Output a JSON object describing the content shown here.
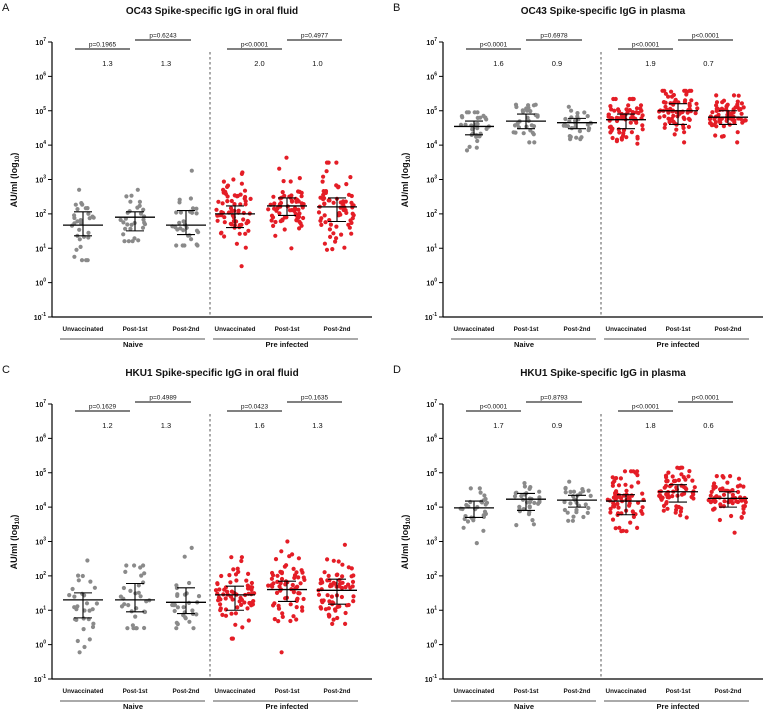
{
  "chart_data": [
    {
      "letter": "A",
      "type": "scatter",
      "title": "OC43 Spike-specific IgG in oral fluid",
      "ylabel": "AU/ml (log",
      "ylabel_sub": "10",
      "ylabel_end": ")",
      "yscale": "log",
      "ylim_exp": [
        -1,
        7
      ],
      "categories": [
        "Unvaccinated",
        "Post-1st",
        "Post-2nd",
        "Unvaccinated",
        "Post-1st",
        "Post-2nd"
      ],
      "groups": [
        {
          "label": "Naive",
          "color": "#8a8a8a"
        },
        {
          "label": "Pre infected",
          "color": "#e41d26"
        }
      ],
      "pvalues": [
        "p=0.1965",
        "p=0.6243",
        "p<0.0001",
        "p=0.4977"
      ],
      "fold_changes": [
        "1.3",
        "1.3",
        "2.0",
        "1.0"
      ],
      "series": [
        {
          "n": 30,
          "median": 47,
          "q1": 23,
          "q3": 115,
          "min": 4.5,
          "max": 500
        },
        {
          "n": 30,
          "median": 80,
          "q1": 32,
          "q3": 115,
          "min": 16,
          "max": 500
        },
        {
          "n": 30,
          "median": 47,
          "q1": 25,
          "q3": 125,
          "min": 12,
          "max": 1800
        },
        {
          "n": 70,
          "median": 100,
          "q1": 40,
          "q3": 170,
          "min": 3,
          "max": 1600
        },
        {
          "n": 70,
          "median": 170,
          "q1": 90,
          "q3": 290,
          "min": 10,
          "max": 4300
        },
        {
          "n": 70,
          "median": 160,
          "q1": 60,
          "q3": 290,
          "min": 9,
          "max": 3100
        }
      ]
    },
    {
      "letter": "B",
      "type": "scatter",
      "title": "OC43 Spike-specific IgG in plasma",
      "ylabel": "AU/ml (log",
      "ylabel_sub": "10",
      "ylabel_end": ")",
      "yscale": "log",
      "ylim_exp": [
        -1,
        7
      ],
      "categories": [
        "Unvaccinated",
        "Post-1st",
        "Post-2nd",
        "Unvaccinated",
        "Post-1st",
        "Post-2nd"
      ],
      "groups": [
        {
          "label": "Naive",
          "color": "#8a8a8a"
        },
        {
          "label": "Pre infected",
          "color": "#e41d26"
        }
      ],
      "pvalues": [
        "p<0.0001",
        "p=0.6978",
        "p<0.0001",
        "p<0.0001"
      ],
      "fold_changes": [
        "1.6",
        "0.9",
        "1.9",
        "0.7"
      ],
      "series": [
        {
          "n": 32,
          "median": 35000,
          "q1": 20000,
          "q3": 50000,
          "min": 7000,
          "max": 90000
        },
        {
          "n": 32,
          "median": 50000,
          "q1": 30000,
          "q3": 80000,
          "min": 12000,
          "max": 150000
        },
        {
          "n": 30,
          "median": 45000,
          "q1": 30000,
          "q3": 60000,
          "min": 15000,
          "max": 130000
        },
        {
          "n": 70,
          "median": 55000,
          "q1": 30000,
          "q3": 80000,
          "min": 11000,
          "max": 220000
        },
        {
          "n": 70,
          "median": 100000,
          "q1": 40000,
          "q3": 160000,
          "min": 12000,
          "max": 380000
        },
        {
          "n": 70,
          "median": 65000,
          "q1": 40000,
          "q3": 100000,
          "min": 12000,
          "max": 280000
        }
      ]
    },
    {
      "letter": "C",
      "type": "scatter",
      "title": "HKU1 Spike-specific IgG in oral fluid",
      "ylabel": "AU/ml (log",
      "ylabel_sub": "10",
      "ylabel_end": ")",
      "yscale": "log",
      "ylim_exp": [
        -1,
        7
      ],
      "categories": [
        "Unvaccinated",
        "Post-1st",
        "Post-2nd",
        "Unvaccinated",
        "Post-1st",
        "Post-2nd"
      ],
      "groups": [
        {
          "label": "Naive",
          "color": "#8a8a8a"
        },
        {
          "label": "Pre infected",
          "color": "#e41d26"
        }
      ],
      "pvalues": [
        "p=0.1629",
        "p=0.4989",
        "p=0.0423",
        "p=0.1635"
      ],
      "fold_changes": [
        "1.2",
        "1.3",
        "1.6",
        "1.3"
      ],
      "series": [
        {
          "n": 30,
          "median": 20,
          "q1": 6,
          "q3": 32,
          "min": 0.6,
          "max": 280
        },
        {
          "n": 32,
          "median": 20,
          "q1": 9,
          "q3": 60,
          "min": 3,
          "max": 200
        },
        {
          "n": 30,
          "median": 17,
          "q1": 8,
          "q3": 45,
          "min": 3,
          "max": 650
        },
        {
          "n": 70,
          "median": 28,
          "q1": 10,
          "q3": 50,
          "min": 1.5,
          "max": 350
        },
        {
          "n": 70,
          "median": 40,
          "q1": 18,
          "q3": 70,
          "min": 0.6,
          "max": 1000
        },
        {
          "n": 70,
          "median": 38,
          "q1": 15,
          "q3": 80,
          "min": 4,
          "max": 800
        }
      ]
    },
    {
      "letter": "D",
      "type": "scatter",
      "title": "HKU1 Spike-specific IgG in plasma",
      "ylabel": "AU/ml (log",
      "ylabel_sub": "10",
      "ylabel_end": ")",
      "yscale": "log",
      "ylim_exp": [
        -1,
        7
      ],
      "categories": [
        "Unvaccinated",
        "Post-1st",
        "Post-2nd",
        "Unvaccinated",
        "Post-1st",
        "Post-2nd"
      ],
      "groups": [
        {
          "label": "Naive",
          "color": "#8a8a8a"
        },
        {
          "label": "Pre infected",
          "color": "#e41d26"
        }
      ],
      "pvalues": [
        "p<0.0001",
        "p=0.8793",
        "p<0.0001",
        "p<0.0001"
      ],
      "fold_changes": [
        "1.7",
        "0.9",
        "1.8",
        "0.6"
      ],
      "series": [
        {
          "n": 30,
          "median": 9500,
          "q1": 5000,
          "q3": 15000,
          "min": 900,
          "max": 35000
        },
        {
          "n": 32,
          "median": 17000,
          "q1": 8000,
          "q3": 25000,
          "min": 3000,
          "max": 50000
        },
        {
          "n": 30,
          "median": 16000,
          "q1": 10000,
          "q3": 22000,
          "min": 4000,
          "max": 55000
        },
        {
          "n": 70,
          "median": 15000,
          "q1": 6000,
          "q3": 23000,
          "min": 2000,
          "max": 110000
        },
        {
          "n": 70,
          "median": 28000,
          "q1": 14000,
          "q3": 45000,
          "min": 5000,
          "max": 140000
        },
        {
          "n": 70,
          "median": 18000,
          "q1": 10000,
          "q3": 28000,
          "min": 1800,
          "max": 80000
        }
      ]
    }
  ]
}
......
• [What the task requires]
Pictures are to be left out; all else in the entries above is to be quoted exactly.

• [Response]
Output a JSON object describing the content shown here.
{
  "chart_data": [
    {
      "letter": "A",
      "type": "scatter",
      "title": "OC43 Spike-specific IgG in oral fluid",
      "ylabel": "AU/ml (log",
      "ylabel_sub": "10",
      "ylabel_end": ")",
      "yscale": "log",
      "ylim_exp": [
        -1,
        7
      ],
      "categories": [
        "Unvaccinated",
        "Post-1st",
        "Post-2nd",
        "Unvaccinated",
        "Post-1st",
        "Post-2nd"
      ],
      "groups": [
        {
          "label": "Naive",
          "color": "#8a8a8a"
        },
        {
          "label": "Pre infected",
          "color": "#e41d26"
        }
      ],
      "pvalues": [
        "p=0.1965",
        "p=0.6243",
        "p<0.0001",
        "p=0.4977"
      ],
      "fold_changes": [
        "1.3",
        "1.3",
        "2.0",
        "1.0"
      ],
      "series": [
        {
          "n": 30,
          "median": 47,
          "q1": 23,
          "q3": 115,
          "min": 4.5,
          "max": 500
        },
        {
          "n": 30,
          "median": 80,
          "q1": 32,
          "q3": 115,
          "min": 16,
          "max": 500
        },
        {
          "n": 30,
          "median": 47,
          "q1": 25,
          "q3": 125,
          "min": 12,
          "max": 1800
        },
        {
          "n": 70,
          "median": 100,
          "q1": 40,
          "q3": 170,
          "min": 3,
          "max": 1600
        },
        {
          "n": 70,
          "median": 170,
          "q1": 90,
          "q3": 290,
          "min": 10,
          "max": 4300
        },
        {
          "n": 70,
          "median": 160,
          "q1": 60,
          "q3": 290,
          "min": 9,
          "max": 3100
        }
      ]
    },
    {
      "letter": "B",
      "type": "scatter",
      "title": "OC43 Spike-specific IgG in plasma",
      "ylabel": "AU/ml (log",
      "ylabel_sub": "10",
      "ylabel_end": ")",
      "yscale": "log",
      "ylim_exp": [
        -1,
        7
      ],
      "categories": [
        "Unvaccinated",
        "Post-1st",
        "Post-2nd",
        "Unvaccinated",
        "Post-1st",
        "Post-2nd"
      ],
      "groups": [
        {
          "label": "Naive",
          "color": "#8a8a8a"
        },
        {
          "label": "Pre infected",
          "color": "#e41d26"
        }
      ],
      "pvalues": [
        "p<0.0001",
        "p=0.6978",
        "p<0.0001",
        "p<0.0001"
      ],
      "fold_changes": [
        "1.6",
        "0.9",
        "1.9",
        "0.7"
      ],
      "series": [
        {
          "n": 32,
          "median": 35000,
          "q1": 20000,
          "q3": 50000,
          "min": 7000,
          "max": 90000
        },
        {
          "n": 32,
          "median": 50000,
          "q1": 30000,
          "q3": 80000,
          "min": 12000,
          "max": 150000
        },
        {
          "n": 30,
          "median": 45000,
          "q1": 30000,
          "q3": 60000,
          "min": 15000,
          "max": 130000
        },
        {
          "n": 70,
          "median": 55000,
          "q1": 30000,
          "q3": 80000,
          "min": 11000,
          "max": 220000
        },
        {
          "n": 70,
          "median": 100000,
          "q1": 40000,
          "q3": 160000,
          "min": 12000,
          "max": 380000
        },
        {
          "n": 70,
          "median": 65000,
          "q1": 40000,
          "q3": 100000,
          "min": 12000,
          "max": 280000
        }
      ]
    },
    {
      "letter": "C",
      "type": "scatter",
      "title": "HKU1 Spike-specific IgG in oral fluid",
      "ylabel": "AU/ml (log",
      "ylabel_sub": "10",
      "ylabel_end": ")",
      "yscale": "log",
      "ylim_exp": [
        -1,
        7
      ],
      "categories": [
        "Unvaccinated",
        "Post-1st",
        "Post-2nd",
        "Unvaccinated",
        "Post-1st",
        "Post-2nd"
      ],
      "groups": [
        {
          "label": "Naive",
          "color": "#8a8a8a"
        },
        {
          "label": "Pre infected",
          "color": "#e41d26"
        }
      ],
      "pvalues": [
        "p=0.1629",
        "p=0.4989",
        "p=0.0423",
        "p=0.1635"
      ],
      "fold_changes": [
        "1.2",
        "1.3",
        "1.6",
        "1.3"
      ],
      "series": [
        {
          "n": 30,
          "median": 20,
          "q1": 6,
          "q3": 32,
          "min": 0.6,
          "max": 280
        },
        {
          "n": 32,
          "median": 20,
          "q1": 9,
          "q3": 60,
          "min": 3,
          "max": 200
        },
        {
          "n": 30,
          "median": 17,
          "q1": 8,
          "q3": 45,
          "min": 3,
          "max": 650
        },
        {
          "n": 70,
          "median": 28,
          "q1": 10,
          "q3": 50,
          "min": 1.5,
          "max": 350
        },
        {
          "n": 70,
          "median": 40,
          "q1": 18,
          "q3": 70,
          "min": 0.6,
          "max": 1000
        },
        {
          "n": 70,
          "median": 38,
          "q1": 15,
          "q3": 80,
          "min": 4,
          "max": 800
        }
      ]
    },
    {
      "letter": "D",
      "type": "scatter",
      "title": "HKU1 Spike-specific IgG in plasma",
      "ylabel": "AU/ml (log",
      "ylabel_sub": "10",
      "ylabel_end": ")",
      "yscale": "log",
      "ylim_exp": [
        -1,
        7
      ],
      "categories": [
        "Unvaccinated",
        "Post-1st",
        "Post-2nd",
        "Unvaccinated",
        "Post-1st",
        "Post-2nd"
      ],
      "groups": [
        {
          "label": "Naive",
          "color": "#8a8a8a"
        },
        {
          "label": "Pre infected",
          "color": "#e41d26"
        }
      ],
      "pvalues": [
        "p<0.0001",
        "p=0.8793",
        "p<0.0001",
        "p<0.0001"
      ],
      "fold_changes": [
        "1.7",
        "0.9",
        "1.8",
        "0.6"
      ],
      "series": [
        {
          "n": 30,
          "median": 9500,
          "q1": 5000,
          "q3": 15000,
          "min": 900,
          "max": 35000
        },
        {
          "n": 32,
          "median": 17000,
          "q1": 8000,
          "q3": 25000,
          "min": 3000,
          "max": 50000
        },
        {
          "n": 30,
          "median": 16000,
          "q1": 10000,
          "q3": 22000,
          "min": 4000,
          "max": 55000
        },
        {
          "n": 70,
          "median": 15000,
          "q1": 6000,
          "q3": 23000,
          "min": 2000,
          "max": 110000
        },
        {
          "n": 70,
          "median": 28000,
          "q1": 14000,
          "q3": 45000,
          "min": 5000,
          "max": 140000
        },
        {
          "n": 70,
          "median": 18000,
          "q1": 10000,
          "q3": 28000,
          "min": 1800,
          "max": 80000
        }
      ]
    }
  ]
}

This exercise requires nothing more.